→ WHAT IS EXPECTED
Gather up every line that includes the string "定期检验及相应水".

=======

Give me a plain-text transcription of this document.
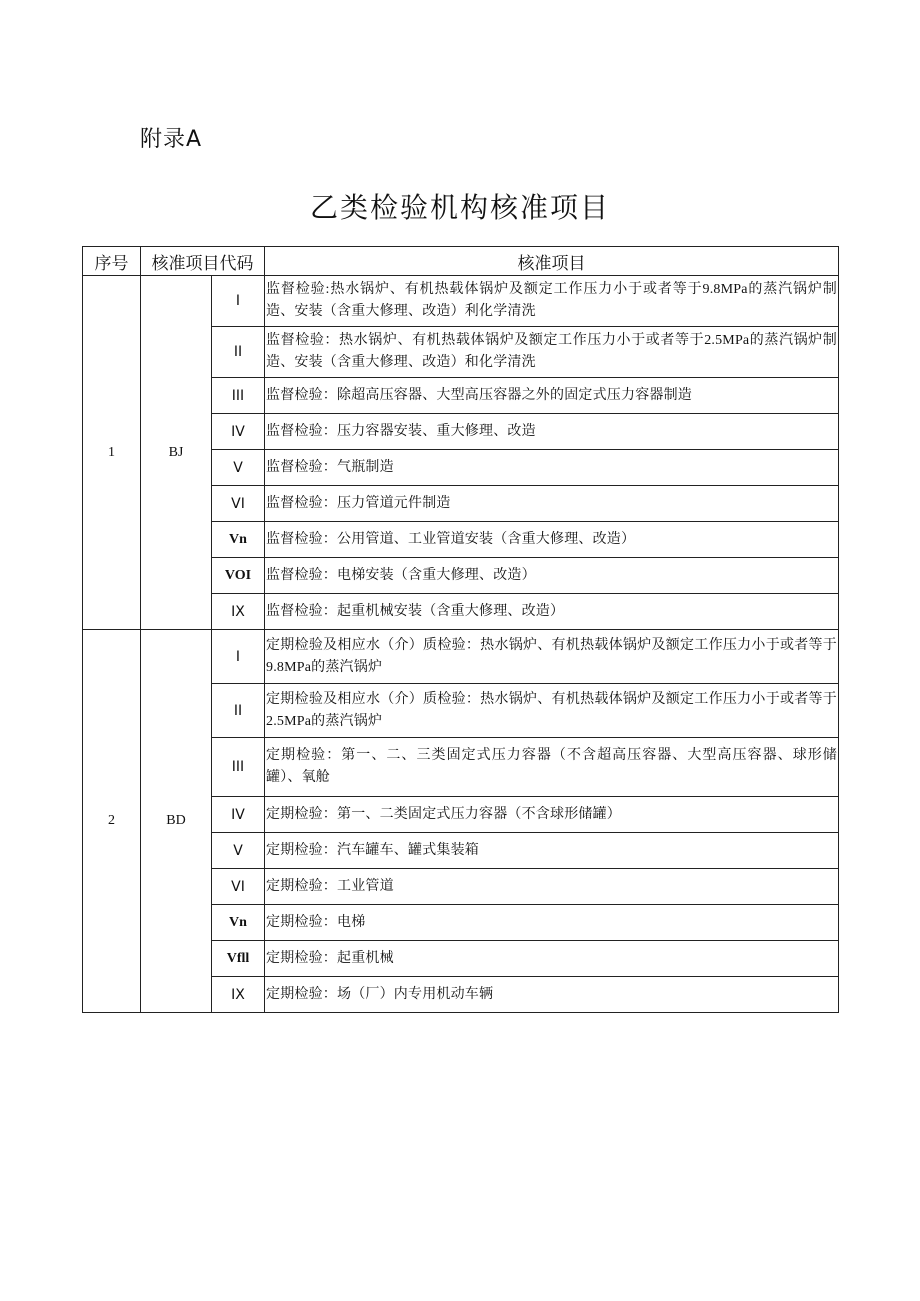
附录A
乙类检验机构核准项目
序号	核准项目代码		核准项目
1	BJ	I	监督检验:热水锅炉、有机热载体锅炉及额定工作压力小于或者等于9.8MPa的蒸汽锅炉制造、安装（含重大修理、改造）利化学清洗
		II	监督检验：热水锅炉、有机热载体锅炉及额定工作压力小于或者等于2.5MPa的蒸汽锅炉制造、安装（含重大修理、改造）和化学清洗
		III	监督检验：除超高压容器、大型高压容器之外的固定式压力容器制造
		IV	监督检验：压力容器安装、重大修理、改造
		V	监督检验：气瓶制造
		VI	监督检验：压力管道元件制造
		Vn	监督检验：公用管道、工业管道安装（含重大修理、改造）
		VOI	监督检验：电梯安装（含重大修理、改造）
		IX	监督检验：起重机械安装（含重大修理、改造）
2	BD	I	定期检验及相应水（介）质检验：热水锅炉、有机热载体锅炉及额定工作压力小于或者等于9.8MPa的蒸汽锅炉
		II	定期检验及相应水（介）质检验：热水锅炉、有机热载体锅炉及额定工作压力小于或者等于2.5MPa的蒸汽锅炉
		III	定期检验：第一、二、三类固定式压力容器（不含超高压容器、大型高压容器、球形储罐）、氧舱
		IV	定期检验：第一、二类固定式压力容器（不含球形储罐）
		V	定期检验：汽车罐车、罐式集装箱
		VI	定期检验：工业管道
		Vn	定期检验：电梯
		Vfll	定期检验：起重机械
		IX	定期检验：场（厂）内专用机动车辆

=======

→ ANSWER IN FULL
2	BD	I	定期检验及相应水（介）质检验：热水锅炉、有机热载体锅炉及额定工作压力小于或者等于9.8MPa的蒸汽锅炉
		II	定期检验及相应水（介）质检验：热水锅炉、有机热载体锅炉及额定工作压力小于或者等于2.5MPa的蒸汽锅炉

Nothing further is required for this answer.